Extract, from the listing that follows, each line containing the word "color".

DATASET ENTRIES:
#####
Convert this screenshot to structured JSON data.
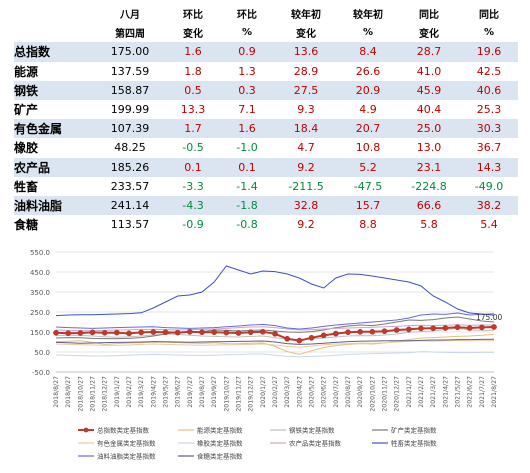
{
  "table": {
    "header_row1": [
      "",
      "八月",
      "环比",
      "环比",
      "较年初",
      "较年初",
      "同比",
      "同比"
    ],
    "header_row2": [
      "",
      "第四周",
      "变化",
      "%",
      "变化",
      "%",
      "变化",
      "%"
    ],
    "rows": [
      {
        "name": "总指数",
        "value": "175.00",
        "cells": [
          "1.6",
          "0.9",
          "13.6",
          "8.4",
          "28.7",
          "19.6"
        ]
      },
      {
        "name": "能源",
        "value": "137.59",
        "cells": [
          "1.8",
          "1.3",
          "28.9",
          "26.6",
          "41.0",
          "42.5"
        ]
      },
      {
        "name": "钢铁",
        "value": "158.87",
        "cells": [
          "0.5",
          "0.3",
          "27.5",
          "20.9",
          "45.9",
          "40.6"
        ]
      },
      {
        "name": "矿产",
        "value": "199.99",
        "cells": [
          "13.3",
          "7.1",
          "9.3",
          "4.9",
          "40.4",
          "25.3"
        ]
      },
      {
        "name": "有色金属",
        "value": "107.39",
        "cells": [
          "1.7",
          "1.6",
          "18.4",
          "20.7",
          "25.0",
          "30.3"
        ]
      },
      {
        "name": "橡胶",
        "value": "48.25",
        "cells": [
          "-0.5",
          "-1.0",
          "4.7",
          "10.8",
          "13.0",
          "36.7"
        ]
      },
      {
        "name": "农产品",
        "value": "185.26",
        "cells": [
          "0.1",
          "0.1",
          "9.2",
          "5.2",
          "23.1",
          "14.3"
        ]
      },
      {
        "name": "牲畜",
        "value": "233.57",
        "cells": [
          "-3.3",
          "-1.4",
          "-211.5",
          "-47.5",
          "-224.8",
          "-49.0"
        ]
      },
      {
        "name": "油料油脂",
        "value": "241.14",
        "cells": [
          "-4.3",
          "-1.8",
          "32.8",
          "15.7",
          "66.6",
          "38.2"
        ]
      },
      {
        "name": "食糖",
        "value": "113.57",
        "cells": [
          "-0.9",
          "-0.8",
          "9.2",
          "8.8",
          "5.8",
          "5.4"
        ]
      }
    ]
  },
  "chart_data": {
    "type": "line",
    "yticks": [
      "550.0",
      "450.0",
      "350.0",
      "250.0",
      "150.0",
      "50.0",
      "-50.0"
    ],
    "ylim": [
      -50,
      550
    ],
    "x": [
      "2018/8/27",
      "2018/9/27",
      "2018/10/27",
      "2018/11/27",
      "2018/12/27",
      "2019/1/27",
      "2019/2/27",
      "2019/3/27",
      "2019/4/27",
      "2019/5/27",
      "2019/6/27",
      "2019/7/27",
      "2019/8/27",
      "2019/9/27",
      "2019/10/27",
      "2019/11/27",
      "2019/12/27",
      "2020/1/27",
      "2020/2/27",
      "2020/3/27",
      "2020/4/27",
      "2020/5/27",
      "2020/6/27",
      "2020/7/27",
      "2020/8/27",
      "2020/9/27",
      "2020/10/27",
      "2020/11/27",
      "2020/12/27",
      "2021/1/27",
      "2021/2/27",
      "2021/3/27",
      "2021/4/27",
      "2021/5/27",
      "2021/6/27",
      "2021/7/27",
      "2021/8/27"
    ],
    "annotation": "175.00",
    "legend_position": "bottom",
    "series": [
      {
        "name": "总指数类定基指数",
        "color": "#c0392b",
        "markers": true,
        "values": [
          146,
          144,
          145,
          148,
          146,
          147,
          143,
          148,
          150,
          149,
          147,
          151,
          149,
          149,
          147,
          145,
          149,
          151,
          141,
          116,
          107,
          121,
          133,
          142,
          149,
          151,
          151,
          154,
          160,
          163,
          168,
          169,
          170,
          174,
          170,
          173,
          175
        ]
      },
      {
        "name": "能源类定基指数",
        "color": "#e2c17c",
        "values": [
          102,
          104,
          106,
          98,
          88,
          92,
          95,
          96,
          100,
          99,
          97,
          95,
          93,
          96,
          92,
          91,
          94,
          95,
          78,
          52,
          38,
          56,
          72,
          82,
          88,
          92,
          90,
          95,
          105,
          112,
          120,
          122,
          125,
          128,
          130,
          134,
          138
        ]
      },
      {
        "name": "钢铁类定基指数",
        "color": "#bfbfbf",
        "values": [
          132,
          134,
          133,
          130,
          126,
          124,
          126,
          130,
          135,
          140,
          138,
          134,
          130,
          128,
          126,
          125,
          128,
          130,
          122,
          113,
          110,
          115,
          120,
          125,
          130,
          132,
          131,
          135,
          140,
          148,
          152,
          155,
          162,
          168,
          160,
          158,
          159
        ]
      },
      {
        "name": "矿产类定基指数",
        "color": "#7a7a7a",
        "values": [
          120,
          122,
          121,
          118,
          117,
          116,
          118,
          122,
          130,
          140,
          150,
          148,
          152,
          160,
          158,
          155,
          158,
          160,
          155,
          150,
          148,
          152,
          160,
          172,
          180,
          185,
          182,
          190,
          200,
          210,
          208,
          212,
          220,
          225,
          215,
          205,
          200
        ]
      },
      {
        "name": "有色金属类定基指数",
        "color": "#f0c8a0",
        "values": [
          90,
          88,
          87,
          85,
          84,
          83,
          85,
          88,
          90,
          88,
          86,
          85,
          84,
          85,
          86,
          86,
          88,
          90,
          85,
          78,
          74,
          80,
          86,
          90,
          92,
          94,
          94,
          96,
          100,
          104,
          106,
          104,
          106,
          108,
          106,
          106,
          107
        ]
      },
      {
        "name": "橡胶类定基指数",
        "color": "#c7d7ea",
        "values": [
          35,
          34,
          32,
          30,
          30,
          32,
          34,
          36,
          38,
          37,
          35,
          34,
          33,
          34,
          36,
          37,
          40,
          40,
          34,
          28,
          26,
          28,
          30,
          34,
          38,
          40,
          42,
          44,
          45,
          46,
          52,
          50,
          48,
          47,
          47,
          48,
          48
        ]
      },
      {
        "name": "农产品类定基指数",
        "color": "#c8a8c8",
        "values": [
          160,
          158,
          157,
          156,
          158,
          160,
          161,
          162,
          164,
          162,
          160,
          162,
          163,
          165,
          168,
          172,
          175,
          176,
          172,
          165,
          160,
          162,
          165,
          168,
          170,
          172,
          174,
          176,
          178,
          182,
          184,
          182,
          184,
          186,
          184,
          185,
          185
        ]
      },
      {
        "name": "牲畜类定基指数",
        "color": "#3f51c4",
        "values": [
          232,
          235,
          236,
          236,
          238,
          240,
          242,
          246,
          270,
          300,
          330,
          335,
          350,
          400,
          480,
          460,
          440,
          455,
          452,
          440,
          420,
          390,
          370,
          420,
          440,
          438,
          430,
          420,
          410,
          400,
          380,
          330,
          300,
          265,
          245,
          240,
          234
        ]
      },
      {
        "name": "油料油脂类定基指数",
        "color": "#6a6ad8",
        "values": [
          175,
          172,
          170,
          168,
          170,
          172,
          174,
          175,
          176,
          172,
          170,
          168,
          170,
          172,
          176,
          180,
          185,
          188,
          182,
          170,
          165,
          170,
          178,
          185,
          190,
          195,
          200,
          205,
          210,
          220,
          235,
          240,
          238,
          245,
          235,
          238,
          241
        ]
      },
      {
        "name": "食糖类定基指数",
        "color": "#606080",
        "values": [
          98,
          96,
          94,
          95,
          97,
          98,
          99,
          100,
          102,
          101,
          100,
          99,
          100,
          101,
          102,
          103,
          104,
          105,
          100,
          92,
          88,
          90,
          94,
          98,
          102,
          104,
          105,
          106,
          106,
          106,
          108,
          110,
          110,
          112,
          112,
          113,
          114
        ]
      }
    ]
  }
}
#####
RESULT OF THIS TASK:
        "color": "#c0392b",
        "color": "#e2c17c",
        "color": "#bfbfbf",
        "color": "#7a7a7a",
        "color": "#f0c8a0",
        "color": "#c7d7ea",
        "color": "#c8a8c8",
        "color": "#3f51c4",
        "color": "#6a6ad8",
        "color": "#606080",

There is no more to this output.